§ **Stated problem**
Rewrite the listing below, substituting "Time since trigger" for every occurrence of "Time after trigger" and leaving everything else as it is. Omit the pictures from your output.

Box coordinate listing:
———

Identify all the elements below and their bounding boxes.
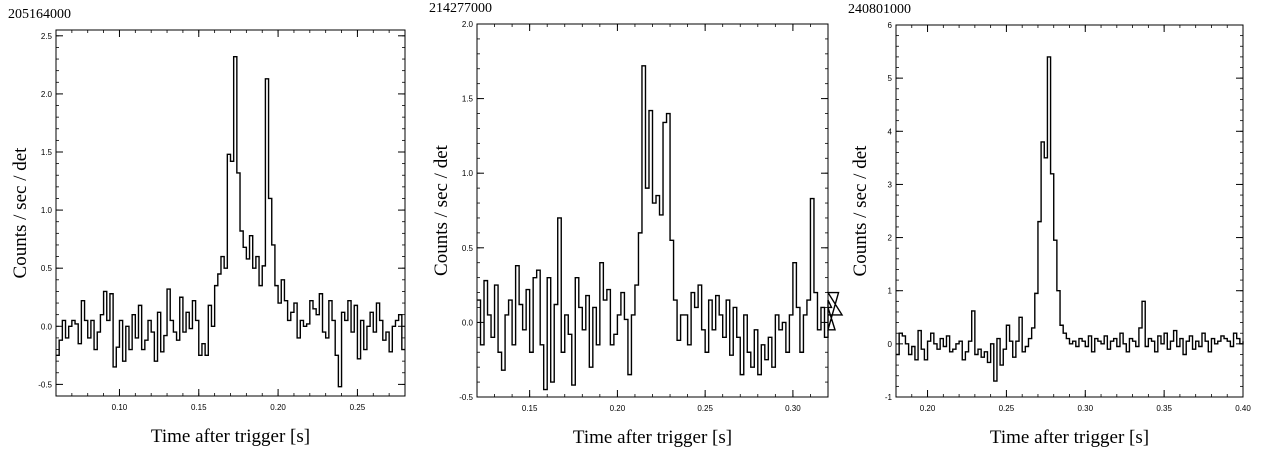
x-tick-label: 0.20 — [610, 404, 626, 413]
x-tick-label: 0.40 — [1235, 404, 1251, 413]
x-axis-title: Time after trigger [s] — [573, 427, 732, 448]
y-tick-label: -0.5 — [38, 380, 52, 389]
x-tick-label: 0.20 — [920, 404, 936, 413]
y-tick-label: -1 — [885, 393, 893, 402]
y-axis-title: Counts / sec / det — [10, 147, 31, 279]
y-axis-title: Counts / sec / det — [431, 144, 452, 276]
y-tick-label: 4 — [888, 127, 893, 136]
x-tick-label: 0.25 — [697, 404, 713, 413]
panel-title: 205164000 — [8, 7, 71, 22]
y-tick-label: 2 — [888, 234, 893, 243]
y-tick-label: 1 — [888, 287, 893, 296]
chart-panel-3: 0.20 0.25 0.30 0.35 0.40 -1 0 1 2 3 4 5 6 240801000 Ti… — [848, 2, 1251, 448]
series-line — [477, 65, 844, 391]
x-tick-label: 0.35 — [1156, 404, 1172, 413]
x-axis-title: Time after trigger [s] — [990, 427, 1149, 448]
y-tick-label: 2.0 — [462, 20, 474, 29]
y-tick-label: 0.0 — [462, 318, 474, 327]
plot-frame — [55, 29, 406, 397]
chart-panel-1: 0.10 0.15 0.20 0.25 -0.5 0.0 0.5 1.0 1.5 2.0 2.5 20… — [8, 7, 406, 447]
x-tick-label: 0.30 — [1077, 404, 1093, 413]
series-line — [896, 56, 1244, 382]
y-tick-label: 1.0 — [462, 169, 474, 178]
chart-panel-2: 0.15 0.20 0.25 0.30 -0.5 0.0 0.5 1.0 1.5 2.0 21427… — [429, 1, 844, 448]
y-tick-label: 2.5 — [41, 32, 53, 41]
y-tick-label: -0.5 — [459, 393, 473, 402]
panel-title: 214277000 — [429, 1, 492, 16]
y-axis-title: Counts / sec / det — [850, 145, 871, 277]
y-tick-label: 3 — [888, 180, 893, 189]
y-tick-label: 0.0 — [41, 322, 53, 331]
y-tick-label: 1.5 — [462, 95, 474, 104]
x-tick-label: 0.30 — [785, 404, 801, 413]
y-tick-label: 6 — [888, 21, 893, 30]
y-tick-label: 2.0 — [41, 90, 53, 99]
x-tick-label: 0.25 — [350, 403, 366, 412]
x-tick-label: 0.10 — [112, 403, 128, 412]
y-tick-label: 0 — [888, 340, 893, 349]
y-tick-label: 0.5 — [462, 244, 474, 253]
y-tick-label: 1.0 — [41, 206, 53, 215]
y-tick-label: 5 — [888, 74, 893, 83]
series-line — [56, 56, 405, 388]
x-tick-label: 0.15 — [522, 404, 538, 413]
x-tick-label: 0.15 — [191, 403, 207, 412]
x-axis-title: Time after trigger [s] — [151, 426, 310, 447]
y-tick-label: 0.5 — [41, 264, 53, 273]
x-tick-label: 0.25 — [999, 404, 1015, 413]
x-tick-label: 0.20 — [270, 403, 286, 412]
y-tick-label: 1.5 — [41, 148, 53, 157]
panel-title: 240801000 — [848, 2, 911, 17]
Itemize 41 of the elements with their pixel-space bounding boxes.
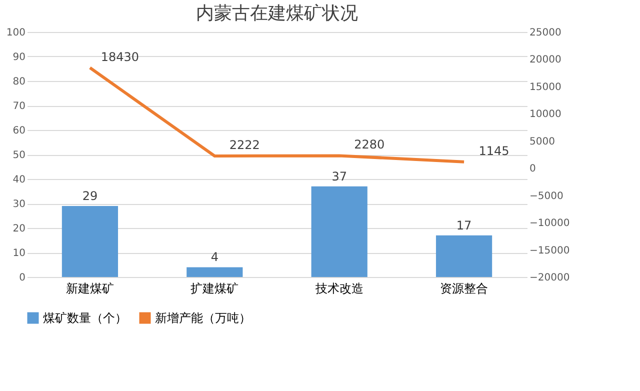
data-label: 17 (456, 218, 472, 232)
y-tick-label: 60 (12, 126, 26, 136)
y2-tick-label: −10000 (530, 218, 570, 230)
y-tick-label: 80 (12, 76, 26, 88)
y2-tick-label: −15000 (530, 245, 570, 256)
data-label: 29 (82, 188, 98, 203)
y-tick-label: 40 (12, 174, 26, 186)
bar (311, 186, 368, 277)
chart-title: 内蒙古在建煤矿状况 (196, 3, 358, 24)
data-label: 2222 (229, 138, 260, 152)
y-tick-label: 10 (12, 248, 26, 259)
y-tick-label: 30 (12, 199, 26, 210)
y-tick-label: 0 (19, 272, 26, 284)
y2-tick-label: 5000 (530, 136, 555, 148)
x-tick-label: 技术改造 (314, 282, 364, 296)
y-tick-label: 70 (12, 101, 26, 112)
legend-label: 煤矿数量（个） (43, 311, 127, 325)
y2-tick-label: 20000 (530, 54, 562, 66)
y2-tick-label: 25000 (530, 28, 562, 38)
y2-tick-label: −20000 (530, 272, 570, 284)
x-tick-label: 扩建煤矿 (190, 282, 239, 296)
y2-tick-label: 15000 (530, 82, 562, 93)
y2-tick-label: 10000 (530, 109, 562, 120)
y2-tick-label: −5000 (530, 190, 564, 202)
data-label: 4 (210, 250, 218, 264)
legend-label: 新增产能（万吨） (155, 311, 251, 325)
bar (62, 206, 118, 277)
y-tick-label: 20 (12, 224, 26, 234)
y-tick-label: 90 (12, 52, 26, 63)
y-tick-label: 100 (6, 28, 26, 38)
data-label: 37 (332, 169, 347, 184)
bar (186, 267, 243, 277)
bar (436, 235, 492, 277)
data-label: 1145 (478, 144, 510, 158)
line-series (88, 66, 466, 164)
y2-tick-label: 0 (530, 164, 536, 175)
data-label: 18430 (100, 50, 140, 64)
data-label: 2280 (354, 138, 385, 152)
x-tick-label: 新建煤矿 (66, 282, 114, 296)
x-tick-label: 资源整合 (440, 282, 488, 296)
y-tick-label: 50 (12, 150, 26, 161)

———

§ **Problem solution**
Identify all the elements below and their bounding boxes.
x-tick-label: 0.20 — [610, 404, 626, 413]
x-tick-label: 0.40 — [1235, 404, 1251, 413]
x-axis-title: Time since trigger [s] — [573, 427, 732, 448]
y-tick-label: -0.5 — [38, 380, 52, 389]
x-tick-label: 0.20 — [920, 404, 936, 413]
y-tick-label: -1 — [885, 393, 893, 402]
y-axis-title: Counts / sec / det — [10, 147, 31, 279]
y-axis-title: Counts / sec / det — [431, 144, 452, 276]
y-tick-label: 4 — [888, 127, 893, 136]
x-tick-label: 0.25 — [697, 404, 713, 413]
panel-title: 205164000 — [8, 7, 71, 22]
y-tick-label: 2 — [888, 234, 893, 243]
y-tick-label: 1 — [888, 287, 893, 296]
chart-panel-3: 0.20 0.25 0.30 0.35 0.40 -1 0 1 2 3 4 5 6 240801000 Ti… — [848, 2, 1251, 448]
series-line — [477, 65, 844, 391]
x-tick-label: 0.35 — [1156, 404, 1172, 413]
x-axis-title: Time since trigger [s] — [990, 427, 1149, 448]
y-tick-label: 2.0 — [462, 20, 474, 29]
y-tick-label: 0.0 — [462, 318, 474, 327]
plot-frame — [55, 29, 406, 397]
chart-panel-1: 0.10 0.15 0.20 0.25 -0.5 0.0 0.5 1.0 1.5 2.0 2.5 20… — [8, 7, 406, 447]
x-tick-label: 0.30 — [1077, 404, 1093, 413]
series-line — [896, 56, 1244, 382]
y-tick-label: 1.0 — [462, 169, 474, 178]
chart-panel-2: 0.15 0.20 0.25 0.30 -0.5 0.0 0.5 1.0 1.5 2.0 21427… — [429, 1, 844, 448]
y-tick-label: 2.5 — [41, 32, 53, 41]
y-tick-label: -0.5 — [459, 393, 473, 402]
panel-title: 214277000 — [429, 1, 492, 16]
y-axis-title: Counts / sec / det — [850, 145, 871, 277]
y-tick-label: 3 — [888, 180, 893, 189]
y-tick-label: 0.0 — [41, 322, 53, 331]
y-tick-label: 1.5 — [462, 95, 474, 104]
x-tick-label: 0.30 — [785, 404, 801, 413]
y-tick-label: 6 — [888, 21, 893, 30]
y-tick-label: 2.0 — [41, 90, 53, 99]
x-tick-label: 0.25 — [350, 403, 366, 412]
x-tick-label: 0.10 — [112, 403, 128, 412]
y-tick-label: 0 — [888, 340, 893, 349]
y-tick-label: 0.5 — [462, 244, 474, 253]
y-tick-label: 1.0 — [41, 206, 53, 215]
y-tick-label: 5 — [888, 74, 893, 83]
series-line — [56, 56, 405, 388]
x-tick-label: 0.15 — [522, 404, 538, 413]
x-tick-label: 0.15 — [191, 403, 207, 412]
x-axis-title: Time since trigger [s] — [151, 426, 310, 447]
y-tick-label: 0.5 — [41, 264, 53, 273]
x-tick-label: 0.25 — [999, 404, 1015, 413]
x-tick-label: 0.20 — [270, 403, 286, 412]
y-tick-label: 1.5 — [41, 148, 53, 157]
panel-title: 240801000 — [848, 2, 911, 17]
Itemize 41 of the elements with their pixel-space bounding boxes.
data-label: 17 (456, 218, 472, 232)
y-tick-label: 60 (12, 126, 26, 136)
y2-tick-label: −10000 (530, 218, 570, 230)
y-tick-label: 80 (12, 76, 26, 88)
y2-tick-label: −15000 (530, 245, 570, 256)
data-label: 29 (82, 188, 98, 203)
y-tick-label: 40 (12, 174, 26, 186)
bar (311, 186, 368, 277)
chart-title: 内蒙古在建煤矿状况 (196, 3, 358, 24)
data-label: 2222 (229, 138, 260, 152)
y-tick-label: 10 (12, 248, 26, 259)
y-tick-label: 30 (12, 199, 26, 210)
y-tick-label: 0 (19, 272, 26, 284)
y2-tick-label: 5000 (530, 136, 555, 148)
x-tick-label: 技术改造 (314, 282, 364, 296)
y-tick-label: 70 (12, 101, 26, 112)
legend-label: 煤矿数量（个） (43, 311, 127, 325)
y2-tick-label: 20000 (530, 54, 562, 66)
y2-tick-label: 25000 (530, 28, 562, 38)
y2-tick-label: −20000 (530, 272, 570, 284)
x-tick-label: 扩建煤矿 (190, 282, 239, 296)
y2-tick-label: 15000 (530, 82, 562, 93)
y2-tick-label: 10000 (530, 109, 562, 120)
y2-tick-label: −5000 (530, 190, 564, 202)
data-label: 4 (210, 250, 218, 264)
legend-label: 新增产能（万吨） (155, 311, 251, 325)
bar (62, 206, 118, 277)
y-tick-label: 20 (12, 224, 26, 234)
y-tick-label: 90 (12, 52, 26, 63)
y-tick-label: 100 (6, 28, 26, 38)
data-label: 37 (332, 169, 347, 184)
bar (186, 267, 243, 277)
bar (436, 235, 492, 277)
data-label: 1145 (478, 144, 510, 158)
line-series (88, 66, 466, 164)
y2-tick-label: 0 (530, 164, 536, 175)
data-label: 18430 (100, 50, 140, 64)
data-label: 2280 (354, 138, 385, 152)
x-tick-label: 新建煤矿 (66, 282, 114, 296)
x-tick-label: 资源整合 (440, 282, 488, 296)
y-tick-label: 50 (12, 150, 26, 161)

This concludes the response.